▶ To be done: Copy out every record below exactly as written, but leave out any pictures.

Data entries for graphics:

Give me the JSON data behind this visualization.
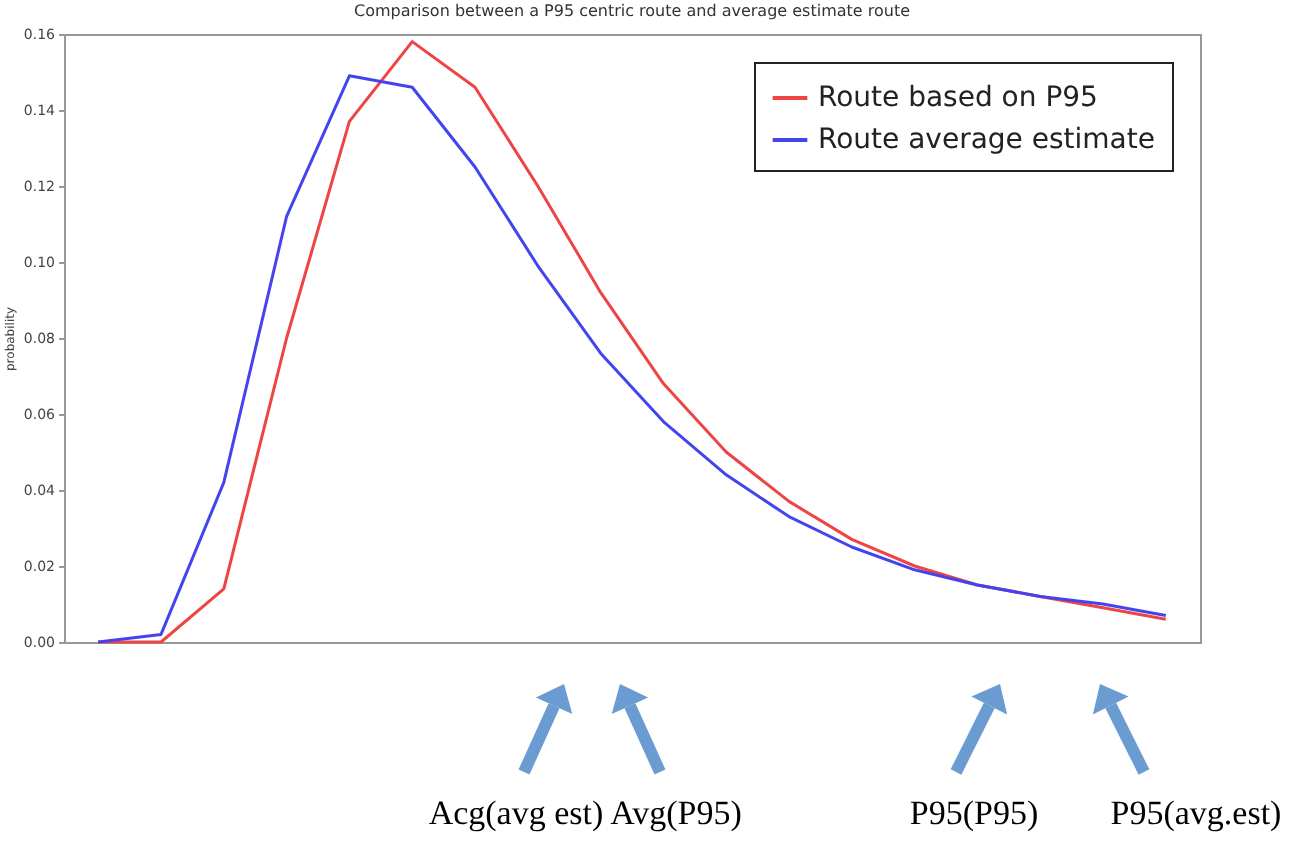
{
  "chart_data": {
    "type": "line",
    "title": "Comparison between a P95 centric route and average estimate route",
    "ylabel": "probability",
    "categories": [
      null,
      null,
      null,
      null,
      null,
      null,
      null,
      null,
      null,
      null,
      null,
      null,
      null,
      null,
      null,
      null,
      null,
      null
    ],
    "series": [
      {
        "name": "Route based on P95",
        "color": "#ee4444",
        "values": [
          0,
          0,
          0.014,
          0.08,
          0.137,
          0.158,
          0.146,
          0.12,
          0.092,
          0.068,
          0.05,
          0.037,
          0.027,
          0.02,
          0.015,
          0.012,
          0.009,
          0.006
        ]
      },
      {
        "name": "Route average estimate",
        "color": "#4444ee",
        "values": [
          0,
          0.002,
          0.042,
          0.112,
          0.149,
          0.146,
          0.125,
          0.099,
          0.076,
          0.058,
          0.044,
          0.033,
          0.025,
          0.019,
          0.015,
          0.012,
          0.01,
          0.007
        ]
      }
    ],
    "ylim": [
      0,
      0.16
    ],
    "yticks": [
      {
        "value": 0,
        "label": "0.00"
      },
      {
        "value": 0.02,
        "label": "0.02"
      },
      {
        "value": 0.04,
        "label": "0.04"
      },
      {
        "value": 0.06,
        "label": "0.06"
      },
      {
        "value": 0.08,
        "label": "0.08"
      },
      {
        "value": 0.1,
        "label": "0.10"
      },
      {
        "value": 0.12,
        "label": "0.12"
      },
      {
        "value": 0.14,
        "label": "0.14"
      },
      {
        "value": 0.16,
        "label": "0.16"
      }
    ],
    "legend": "top right",
    "grid": false,
    "tick_labels": "y",
    "annotations": [
      "Acg(avg est)",
      "Avg(P95)",
      "P95(P95)",
      "P95(avg.est)"
    ]
  }
}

▶ Exercise solution:
Give me the JSON data behind this visualization.
{
  "chart_data": {
    "type": "line",
    "title": "Comparison between a P95 centric route and average estimate route",
    "ylabel": "probability",
    "categories": [
      null,
      null,
      null,
      null,
      null,
      null,
      null,
      null,
      null,
      null,
      null,
      null,
      null,
      null,
      null,
      null,
      null,
      null
    ],
    "series": [
      {
        "name": "Route based on P95",
        "color": "#ee4444",
        "values": [
          0,
          0,
          0.014,
          0.08,
          0.137,
          0.158,
          0.146,
          0.12,
          0.092,
          0.068,
          0.05,
          0.037,
          0.027,
          0.02,
          0.015,
          0.012,
          0.009,
          0.006
        ]
      },
      {
        "name": "Route average estimate",
        "color": "#4444ee",
        "values": [
          0,
          0.002,
          0.042,
          0.112,
          0.149,
          0.146,
          0.125,
          0.099,
          0.076,
          0.058,
          0.044,
          0.033,
          0.025,
          0.019,
          0.015,
          0.012,
          0.01,
          0.007
        ]
      }
    ],
    "ylim": [
      0,
      0.16
    ],
    "yticks": [
      {
        "value": 0,
        "label": "0.00"
      },
      {
        "value": 0.02,
        "label": "0.02"
      },
      {
        "value": 0.04,
        "label": "0.04"
      },
      {
        "value": 0.06,
        "label": "0.06"
      },
      {
        "value": 0.08,
        "label": "0.08"
      },
      {
        "value": 0.1,
        "label": "0.10"
      },
      {
        "value": 0.12,
        "label": "0.12"
      },
      {
        "value": 0.14,
        "label": "0.14"
      },
      {
        "value": 0.16,
        "label": "0.16"
      }
    ],
    "legend": "top right",
    "grid": false,
    "tick_labels": "y",
    "annotations": [
      "Acg(avg est)",
      "Avg(P95)",
      "P95(P95)",
      "P95(avg.est)"
    ]
  }
}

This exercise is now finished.